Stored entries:
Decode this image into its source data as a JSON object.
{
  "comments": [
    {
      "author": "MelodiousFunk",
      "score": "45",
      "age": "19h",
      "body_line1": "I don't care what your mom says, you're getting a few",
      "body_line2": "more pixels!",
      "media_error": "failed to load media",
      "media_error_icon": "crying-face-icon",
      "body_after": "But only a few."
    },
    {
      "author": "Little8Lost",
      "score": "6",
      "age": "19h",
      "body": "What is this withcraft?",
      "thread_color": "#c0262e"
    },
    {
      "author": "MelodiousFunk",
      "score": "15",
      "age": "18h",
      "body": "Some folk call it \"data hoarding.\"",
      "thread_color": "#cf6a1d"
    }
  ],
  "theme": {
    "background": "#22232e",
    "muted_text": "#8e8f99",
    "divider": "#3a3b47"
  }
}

==

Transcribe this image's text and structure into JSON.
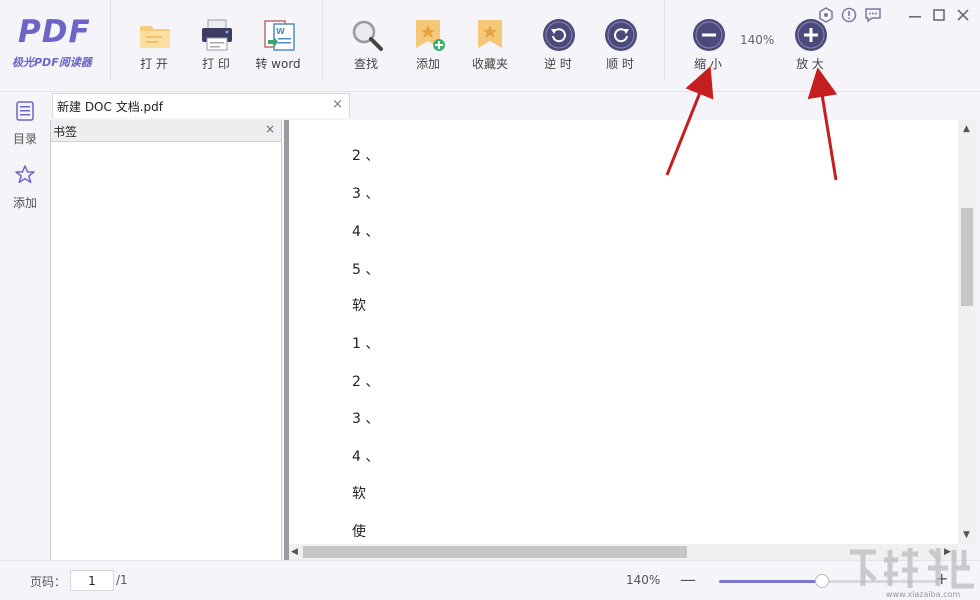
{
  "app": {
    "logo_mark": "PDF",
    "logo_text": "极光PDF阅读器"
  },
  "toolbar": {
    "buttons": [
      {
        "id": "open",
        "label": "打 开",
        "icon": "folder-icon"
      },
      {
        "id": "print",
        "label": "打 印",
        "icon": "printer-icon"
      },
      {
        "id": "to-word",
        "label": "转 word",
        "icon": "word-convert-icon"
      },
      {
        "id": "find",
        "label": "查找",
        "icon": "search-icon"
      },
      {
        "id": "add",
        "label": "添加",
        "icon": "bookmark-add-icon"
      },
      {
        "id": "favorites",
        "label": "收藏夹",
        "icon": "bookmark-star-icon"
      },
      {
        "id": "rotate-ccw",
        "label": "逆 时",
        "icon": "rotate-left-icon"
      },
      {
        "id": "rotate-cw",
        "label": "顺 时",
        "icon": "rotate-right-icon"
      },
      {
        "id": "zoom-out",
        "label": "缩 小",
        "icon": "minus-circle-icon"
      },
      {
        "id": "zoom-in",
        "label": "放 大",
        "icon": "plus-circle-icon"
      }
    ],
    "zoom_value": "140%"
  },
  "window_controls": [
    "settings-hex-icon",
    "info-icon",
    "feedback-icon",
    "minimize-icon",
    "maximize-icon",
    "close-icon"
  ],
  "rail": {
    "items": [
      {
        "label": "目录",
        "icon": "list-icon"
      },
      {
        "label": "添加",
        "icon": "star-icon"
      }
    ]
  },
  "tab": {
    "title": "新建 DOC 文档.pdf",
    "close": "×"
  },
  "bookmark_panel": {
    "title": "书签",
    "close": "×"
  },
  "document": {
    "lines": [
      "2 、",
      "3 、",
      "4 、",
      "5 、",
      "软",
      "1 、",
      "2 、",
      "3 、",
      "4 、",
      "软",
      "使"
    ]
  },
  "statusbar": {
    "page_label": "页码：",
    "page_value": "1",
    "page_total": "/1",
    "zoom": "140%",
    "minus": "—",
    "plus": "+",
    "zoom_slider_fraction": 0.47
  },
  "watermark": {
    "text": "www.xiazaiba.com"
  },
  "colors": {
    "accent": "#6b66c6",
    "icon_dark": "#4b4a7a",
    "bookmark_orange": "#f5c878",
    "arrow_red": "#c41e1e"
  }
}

==

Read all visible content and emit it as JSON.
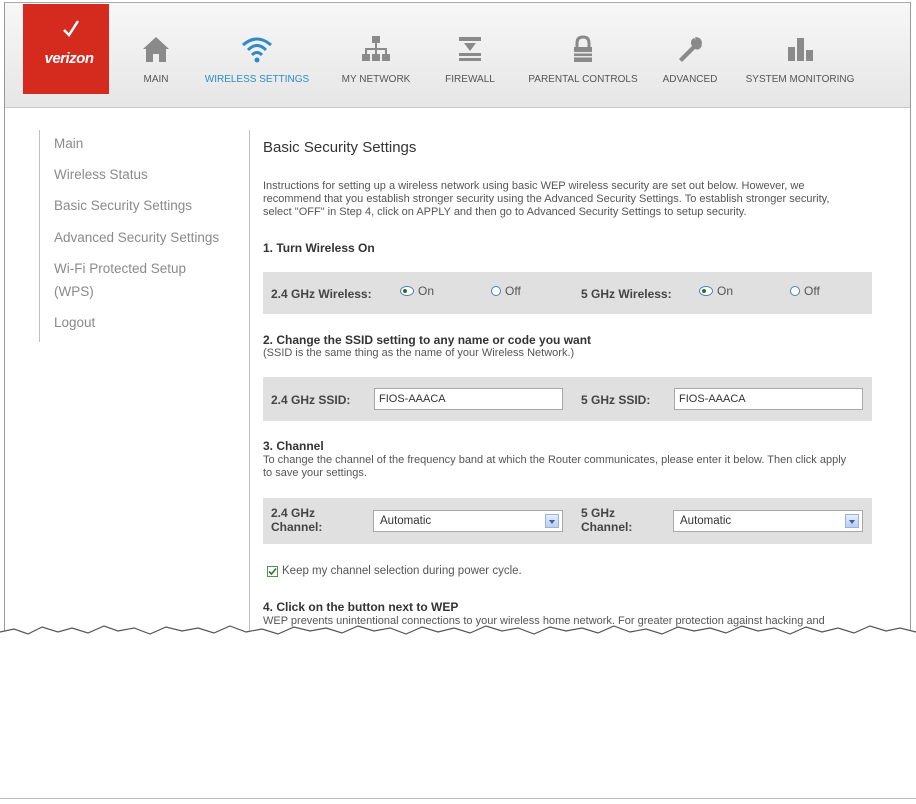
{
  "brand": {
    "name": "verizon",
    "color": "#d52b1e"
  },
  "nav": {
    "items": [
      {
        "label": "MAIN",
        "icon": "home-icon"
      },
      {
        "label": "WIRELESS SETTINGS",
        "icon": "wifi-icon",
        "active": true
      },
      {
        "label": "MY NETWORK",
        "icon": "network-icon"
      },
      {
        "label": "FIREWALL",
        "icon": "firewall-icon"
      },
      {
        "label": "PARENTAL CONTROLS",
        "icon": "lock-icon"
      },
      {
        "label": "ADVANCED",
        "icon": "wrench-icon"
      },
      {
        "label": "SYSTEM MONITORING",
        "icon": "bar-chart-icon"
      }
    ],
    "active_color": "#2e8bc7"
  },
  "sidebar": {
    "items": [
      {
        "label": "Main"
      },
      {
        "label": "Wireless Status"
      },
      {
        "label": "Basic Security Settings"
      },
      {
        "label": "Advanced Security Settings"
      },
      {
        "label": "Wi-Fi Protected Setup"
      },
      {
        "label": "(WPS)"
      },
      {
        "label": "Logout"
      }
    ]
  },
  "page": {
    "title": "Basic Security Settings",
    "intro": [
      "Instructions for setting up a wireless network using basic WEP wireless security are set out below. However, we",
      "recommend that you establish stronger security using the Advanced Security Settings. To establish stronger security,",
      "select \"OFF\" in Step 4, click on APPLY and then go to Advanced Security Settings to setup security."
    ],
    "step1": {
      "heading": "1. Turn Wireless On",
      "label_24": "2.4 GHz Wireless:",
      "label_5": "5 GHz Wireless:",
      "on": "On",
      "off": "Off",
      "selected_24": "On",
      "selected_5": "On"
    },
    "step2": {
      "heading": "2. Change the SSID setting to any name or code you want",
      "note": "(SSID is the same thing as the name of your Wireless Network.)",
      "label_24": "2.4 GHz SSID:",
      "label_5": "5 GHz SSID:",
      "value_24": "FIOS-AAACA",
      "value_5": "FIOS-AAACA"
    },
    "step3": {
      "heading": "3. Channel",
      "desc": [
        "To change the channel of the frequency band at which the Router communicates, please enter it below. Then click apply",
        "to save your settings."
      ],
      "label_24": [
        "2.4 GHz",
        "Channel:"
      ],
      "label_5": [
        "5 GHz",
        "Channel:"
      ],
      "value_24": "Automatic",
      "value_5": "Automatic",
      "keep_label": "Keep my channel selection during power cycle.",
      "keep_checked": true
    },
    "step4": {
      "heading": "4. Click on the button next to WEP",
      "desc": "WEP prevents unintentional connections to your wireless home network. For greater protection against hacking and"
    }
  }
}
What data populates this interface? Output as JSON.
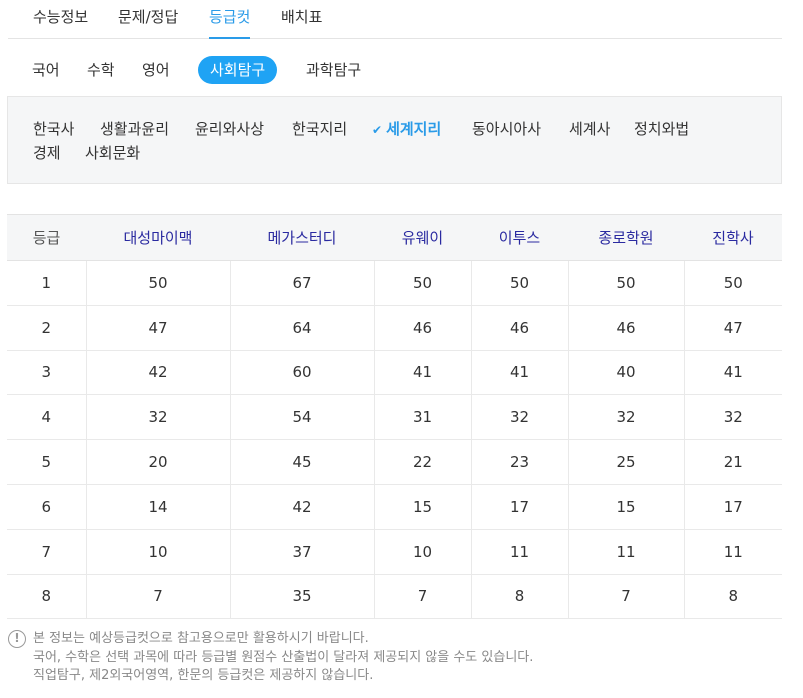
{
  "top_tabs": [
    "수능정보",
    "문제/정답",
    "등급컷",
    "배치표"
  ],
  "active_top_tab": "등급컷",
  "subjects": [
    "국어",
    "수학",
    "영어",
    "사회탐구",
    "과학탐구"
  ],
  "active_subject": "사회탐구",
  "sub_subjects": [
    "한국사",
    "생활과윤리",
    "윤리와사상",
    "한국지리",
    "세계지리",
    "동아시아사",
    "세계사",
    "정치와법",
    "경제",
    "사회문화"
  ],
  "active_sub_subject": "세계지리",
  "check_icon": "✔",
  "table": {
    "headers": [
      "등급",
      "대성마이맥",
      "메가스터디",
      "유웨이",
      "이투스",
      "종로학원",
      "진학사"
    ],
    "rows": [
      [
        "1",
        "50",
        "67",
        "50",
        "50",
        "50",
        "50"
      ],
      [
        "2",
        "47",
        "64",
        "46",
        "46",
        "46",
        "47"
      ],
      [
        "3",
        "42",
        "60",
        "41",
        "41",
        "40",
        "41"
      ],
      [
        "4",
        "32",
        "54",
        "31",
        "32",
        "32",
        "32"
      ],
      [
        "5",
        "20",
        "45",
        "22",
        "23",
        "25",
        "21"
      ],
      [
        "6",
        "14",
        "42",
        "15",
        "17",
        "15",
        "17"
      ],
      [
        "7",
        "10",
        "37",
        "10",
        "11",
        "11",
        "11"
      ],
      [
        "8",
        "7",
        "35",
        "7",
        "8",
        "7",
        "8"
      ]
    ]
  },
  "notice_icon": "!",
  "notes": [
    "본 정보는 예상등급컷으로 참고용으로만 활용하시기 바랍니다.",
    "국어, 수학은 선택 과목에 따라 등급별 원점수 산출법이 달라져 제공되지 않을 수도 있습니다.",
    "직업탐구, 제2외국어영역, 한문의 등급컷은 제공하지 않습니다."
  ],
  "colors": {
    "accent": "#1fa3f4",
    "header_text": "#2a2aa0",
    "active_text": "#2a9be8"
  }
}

**WHAT YOU WILL DO:**
Tell how many lines in the material contain the word "JSON". Only the number is wanted.

**PROBLEM SOLUTION:**
4